Challenge: What number of lines contain the word "экзаменам"? Reply with the number and nothing else.

Data in this exercise:
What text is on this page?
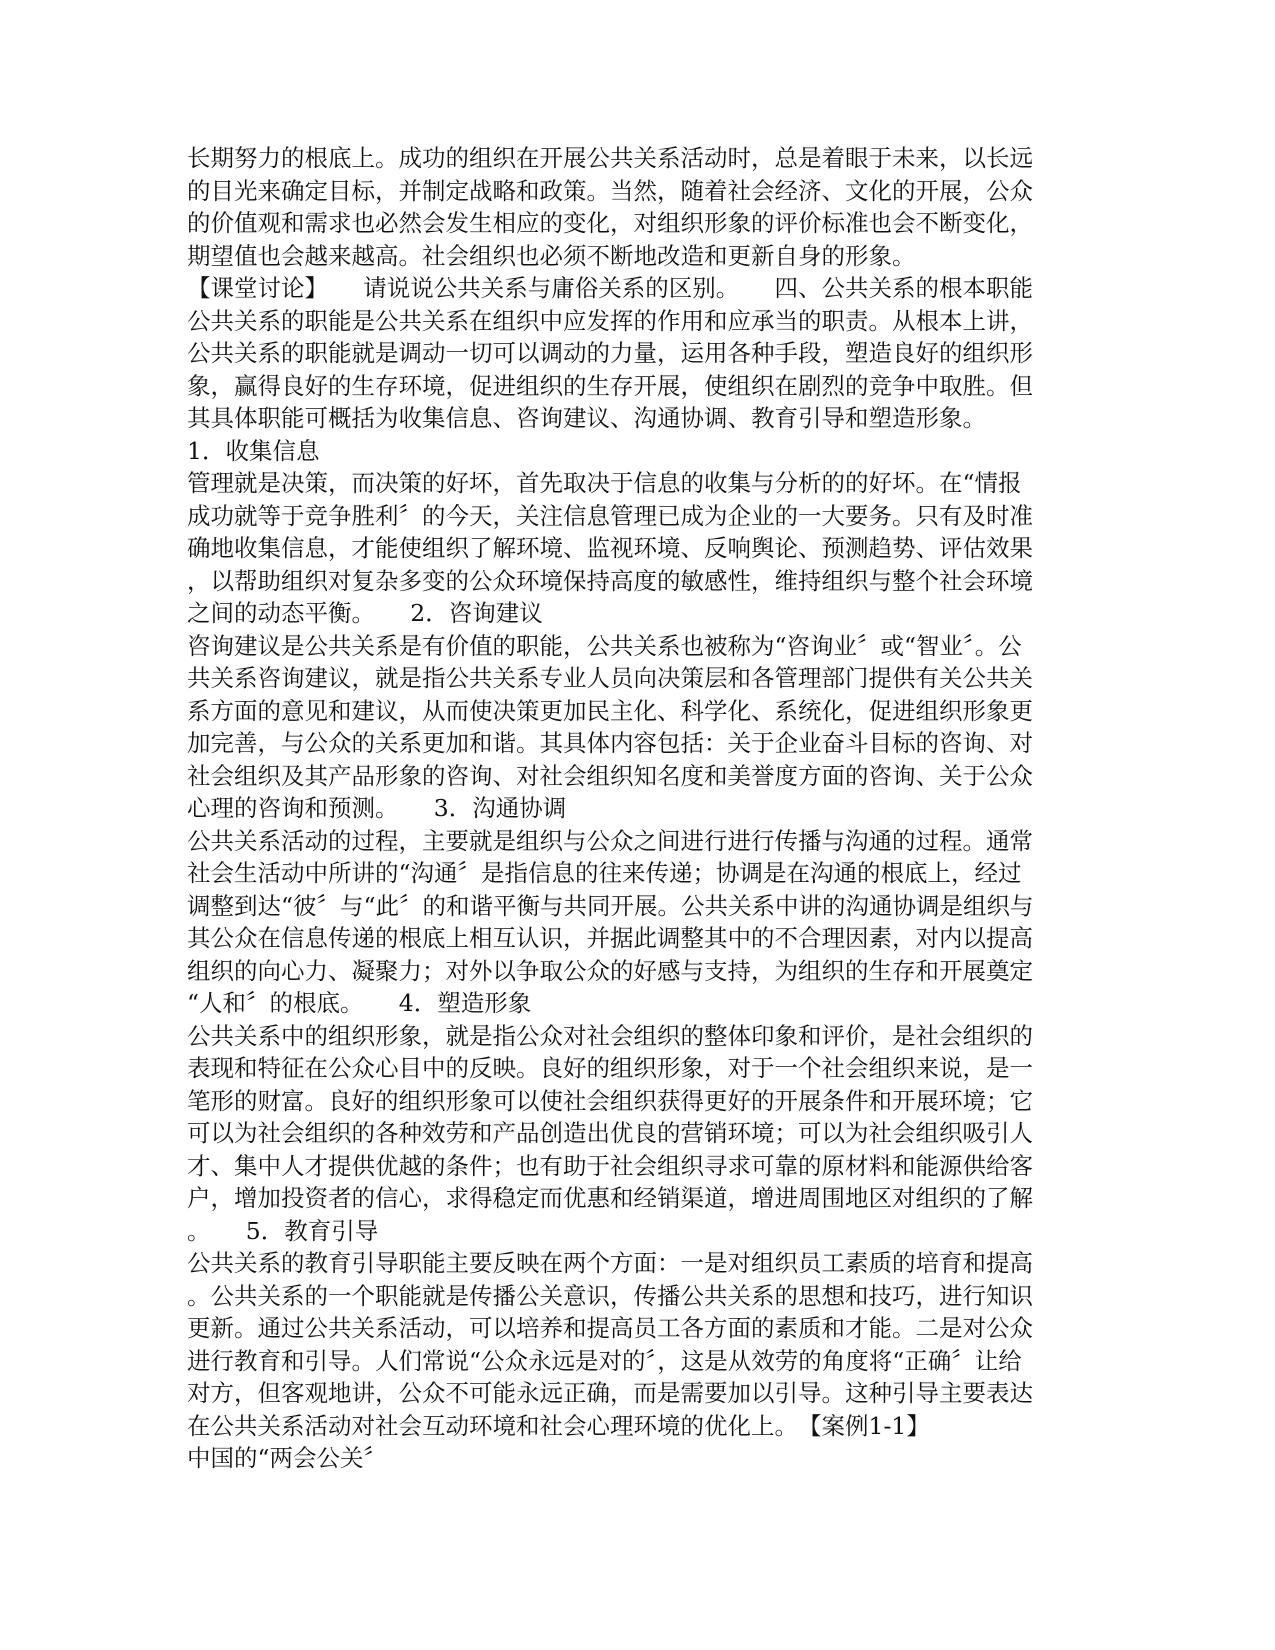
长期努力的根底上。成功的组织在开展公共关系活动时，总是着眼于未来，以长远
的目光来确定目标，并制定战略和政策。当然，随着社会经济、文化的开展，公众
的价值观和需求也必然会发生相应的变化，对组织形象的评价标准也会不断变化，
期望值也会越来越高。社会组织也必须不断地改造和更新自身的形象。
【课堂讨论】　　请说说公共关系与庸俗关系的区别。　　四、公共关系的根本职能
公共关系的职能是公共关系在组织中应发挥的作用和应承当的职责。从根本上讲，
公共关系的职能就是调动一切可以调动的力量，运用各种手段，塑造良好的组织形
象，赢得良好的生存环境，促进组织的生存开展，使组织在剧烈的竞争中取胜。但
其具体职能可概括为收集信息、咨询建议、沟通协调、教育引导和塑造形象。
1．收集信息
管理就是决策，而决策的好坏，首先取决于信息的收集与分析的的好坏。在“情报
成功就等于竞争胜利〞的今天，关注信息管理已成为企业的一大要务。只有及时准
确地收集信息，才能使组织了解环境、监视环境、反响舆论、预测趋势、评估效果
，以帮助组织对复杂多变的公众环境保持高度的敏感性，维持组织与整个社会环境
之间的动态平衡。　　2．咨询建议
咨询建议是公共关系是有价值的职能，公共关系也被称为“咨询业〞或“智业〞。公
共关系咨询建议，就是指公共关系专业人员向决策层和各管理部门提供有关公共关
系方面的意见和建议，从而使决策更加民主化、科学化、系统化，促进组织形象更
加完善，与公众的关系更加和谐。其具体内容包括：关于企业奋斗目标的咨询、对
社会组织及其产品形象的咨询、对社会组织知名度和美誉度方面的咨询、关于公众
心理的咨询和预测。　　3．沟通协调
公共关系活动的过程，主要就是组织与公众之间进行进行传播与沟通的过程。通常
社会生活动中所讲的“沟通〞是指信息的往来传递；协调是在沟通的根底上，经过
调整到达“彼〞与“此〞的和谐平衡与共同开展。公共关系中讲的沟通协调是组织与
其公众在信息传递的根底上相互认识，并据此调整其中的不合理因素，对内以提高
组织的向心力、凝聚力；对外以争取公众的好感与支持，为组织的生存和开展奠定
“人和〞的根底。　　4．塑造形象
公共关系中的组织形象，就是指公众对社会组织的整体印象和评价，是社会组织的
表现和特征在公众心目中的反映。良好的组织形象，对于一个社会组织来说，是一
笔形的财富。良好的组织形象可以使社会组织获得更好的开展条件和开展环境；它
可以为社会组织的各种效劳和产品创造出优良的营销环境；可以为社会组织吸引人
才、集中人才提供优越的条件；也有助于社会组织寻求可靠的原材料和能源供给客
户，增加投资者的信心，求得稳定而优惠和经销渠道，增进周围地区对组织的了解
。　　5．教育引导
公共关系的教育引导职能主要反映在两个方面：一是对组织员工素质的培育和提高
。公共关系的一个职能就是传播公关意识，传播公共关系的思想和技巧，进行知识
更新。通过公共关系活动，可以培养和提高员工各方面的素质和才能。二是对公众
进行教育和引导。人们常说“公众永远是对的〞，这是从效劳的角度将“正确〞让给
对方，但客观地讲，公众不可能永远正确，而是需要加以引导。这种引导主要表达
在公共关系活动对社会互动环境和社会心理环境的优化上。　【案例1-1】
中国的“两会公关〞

==

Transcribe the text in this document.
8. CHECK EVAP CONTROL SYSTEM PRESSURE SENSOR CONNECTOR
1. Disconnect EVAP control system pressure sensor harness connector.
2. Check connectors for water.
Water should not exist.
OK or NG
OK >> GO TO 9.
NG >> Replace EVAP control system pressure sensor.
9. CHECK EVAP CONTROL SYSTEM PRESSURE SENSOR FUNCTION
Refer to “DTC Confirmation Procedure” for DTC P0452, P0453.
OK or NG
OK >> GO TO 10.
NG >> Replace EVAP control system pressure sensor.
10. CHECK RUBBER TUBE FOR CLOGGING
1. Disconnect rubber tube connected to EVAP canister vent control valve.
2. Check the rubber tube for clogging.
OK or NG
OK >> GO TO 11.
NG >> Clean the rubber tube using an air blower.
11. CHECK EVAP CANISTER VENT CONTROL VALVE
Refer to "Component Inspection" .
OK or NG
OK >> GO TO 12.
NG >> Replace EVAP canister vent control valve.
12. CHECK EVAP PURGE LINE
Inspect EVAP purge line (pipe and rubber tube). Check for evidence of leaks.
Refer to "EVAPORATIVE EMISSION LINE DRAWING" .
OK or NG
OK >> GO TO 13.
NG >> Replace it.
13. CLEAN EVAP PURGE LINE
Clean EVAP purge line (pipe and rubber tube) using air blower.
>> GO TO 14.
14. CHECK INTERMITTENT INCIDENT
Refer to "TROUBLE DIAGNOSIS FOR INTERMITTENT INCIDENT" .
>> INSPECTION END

...

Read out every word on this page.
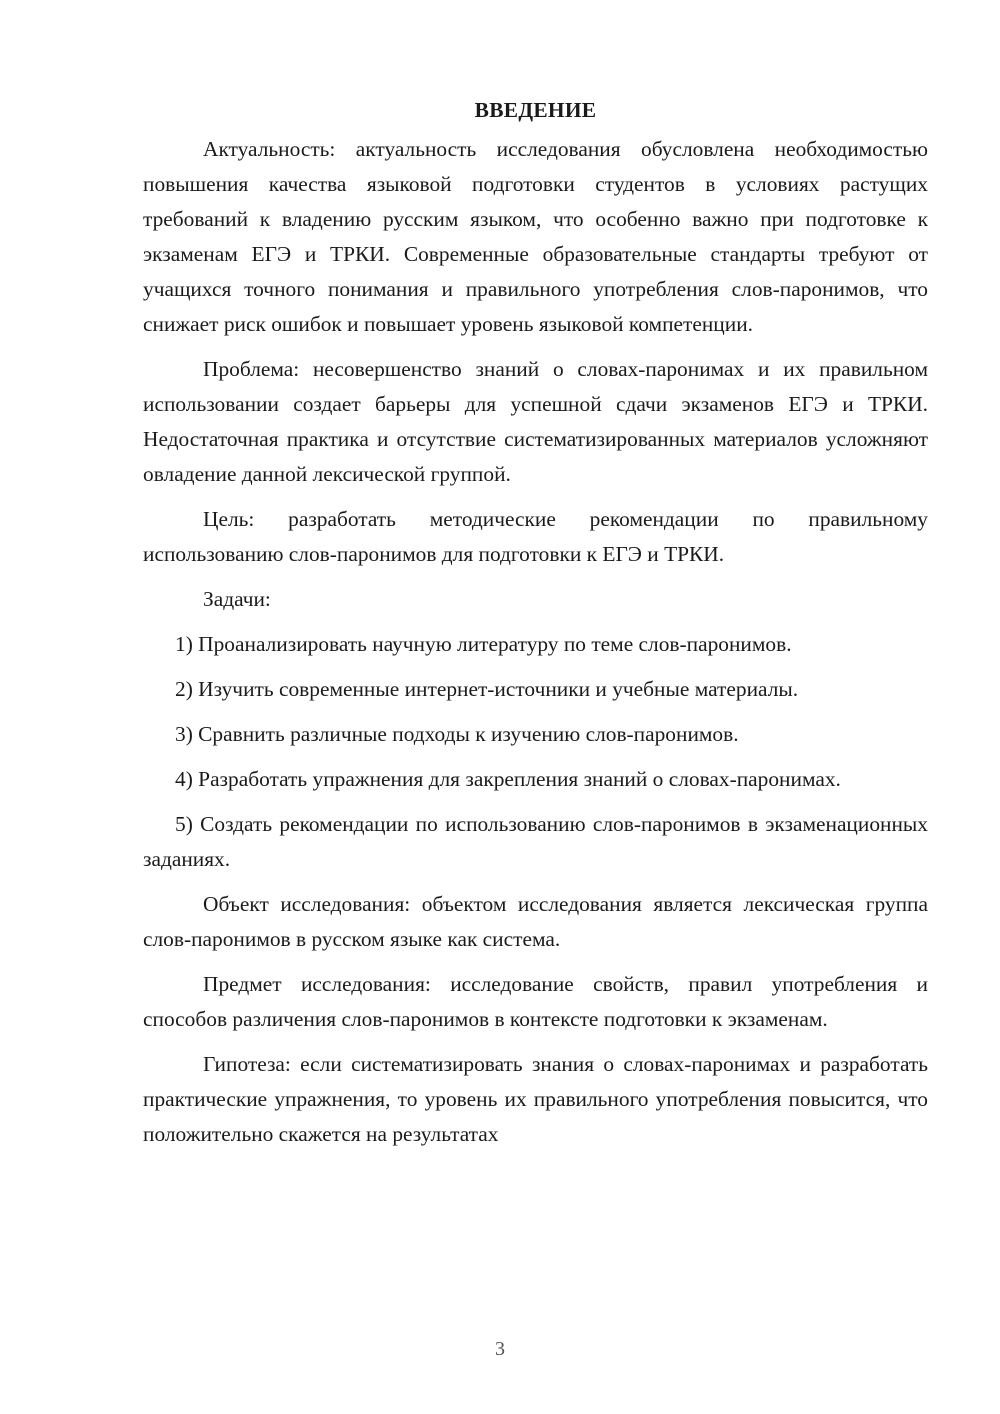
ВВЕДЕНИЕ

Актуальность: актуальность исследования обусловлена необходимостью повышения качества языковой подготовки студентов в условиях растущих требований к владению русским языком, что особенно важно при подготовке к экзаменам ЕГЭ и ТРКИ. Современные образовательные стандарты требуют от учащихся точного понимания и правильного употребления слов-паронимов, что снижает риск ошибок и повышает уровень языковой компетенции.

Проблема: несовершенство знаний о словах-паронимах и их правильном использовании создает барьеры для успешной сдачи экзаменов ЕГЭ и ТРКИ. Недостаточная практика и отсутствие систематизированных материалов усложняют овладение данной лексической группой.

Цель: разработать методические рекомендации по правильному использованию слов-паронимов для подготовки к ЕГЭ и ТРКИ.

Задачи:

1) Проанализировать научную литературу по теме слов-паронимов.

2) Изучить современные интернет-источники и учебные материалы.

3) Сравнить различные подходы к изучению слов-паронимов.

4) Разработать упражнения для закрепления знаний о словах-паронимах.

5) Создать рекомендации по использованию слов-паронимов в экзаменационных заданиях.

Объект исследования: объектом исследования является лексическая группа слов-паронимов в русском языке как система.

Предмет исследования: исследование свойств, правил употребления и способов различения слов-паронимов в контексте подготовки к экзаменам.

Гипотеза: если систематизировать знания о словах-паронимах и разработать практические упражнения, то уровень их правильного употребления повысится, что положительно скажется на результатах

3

Output of the exercise: 2